[begin Working data]

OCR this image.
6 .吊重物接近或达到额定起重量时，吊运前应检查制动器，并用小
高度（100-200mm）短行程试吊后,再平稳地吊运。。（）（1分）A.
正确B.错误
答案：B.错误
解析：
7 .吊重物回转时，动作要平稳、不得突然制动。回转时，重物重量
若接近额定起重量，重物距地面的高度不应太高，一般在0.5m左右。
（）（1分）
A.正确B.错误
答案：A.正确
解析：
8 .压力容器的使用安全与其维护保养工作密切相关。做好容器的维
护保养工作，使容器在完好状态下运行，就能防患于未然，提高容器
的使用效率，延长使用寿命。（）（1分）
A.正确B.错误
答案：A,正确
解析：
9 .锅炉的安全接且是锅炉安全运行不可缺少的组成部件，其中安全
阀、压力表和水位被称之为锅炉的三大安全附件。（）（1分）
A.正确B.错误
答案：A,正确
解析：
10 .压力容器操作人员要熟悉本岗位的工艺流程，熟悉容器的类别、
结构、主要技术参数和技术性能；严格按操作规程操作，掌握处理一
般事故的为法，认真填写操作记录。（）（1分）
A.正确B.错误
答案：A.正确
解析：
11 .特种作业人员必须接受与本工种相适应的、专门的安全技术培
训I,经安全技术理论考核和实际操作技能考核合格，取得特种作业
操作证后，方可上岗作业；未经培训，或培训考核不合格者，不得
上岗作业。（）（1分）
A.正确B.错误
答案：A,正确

[end Working data]

— Aim —
Repeat all entries. Match them exactly.

— Exercise result —
OCR this image.
6 .吊重物接近或达到额定起重量时，吊运前应检查制动器，并用小
高度（100-200mm）短行程试吊后,再平稳地吊运。。（）（1分）A.
正确B.错误
答案：B.错误
解析：
7 .吊重物回转时，动作要平稳、不得突然制动。回转时，重物重量
若接近额定起重量，重物距地面的高度不应太高，一般在0.5m左右。
（）（1分）
A.正确B.错误
答案：A.正确
解析：
8 .压力容器的使用安全与其维护保养工作密切相关。做好容器的维
护保养工作，使容器在完好状态下运行，就能防患于未然，提高容器
的使用效率，延长使用寿命。（）（1分）
A.正确B.错误
答案：A,正确
解析：
9 .锅炉的安全接且是锅炉安全运行不可缺少的组成部件，其中安全
阀、压力表和水位被称之为锅炉的三大安全附件。（）（1分）
A.正确B.错误
答案：A,正确
解析：
10 .压力容器操作人员要熟悉本岗位的工艺流程，熟悉容器的类别、
结构、主要技术参数和技术性能；严格按操作规程操作，掌握处理一
般事故的为法，认真填写操作记录。（）（1分）
A.正确B.错误
答案：A.正确
解析：
11 .特种作业人员必须接受与本工种相适应的、专门的安全技术培
训I,经安全技术理论考核和实际操作技能考核合格，取得特种作业
操作证后，方可上岗作业；未经培训，或培训考核不合格者，不得
上岗作业。（）（1分）
A.正确B.错误
答案：A,正确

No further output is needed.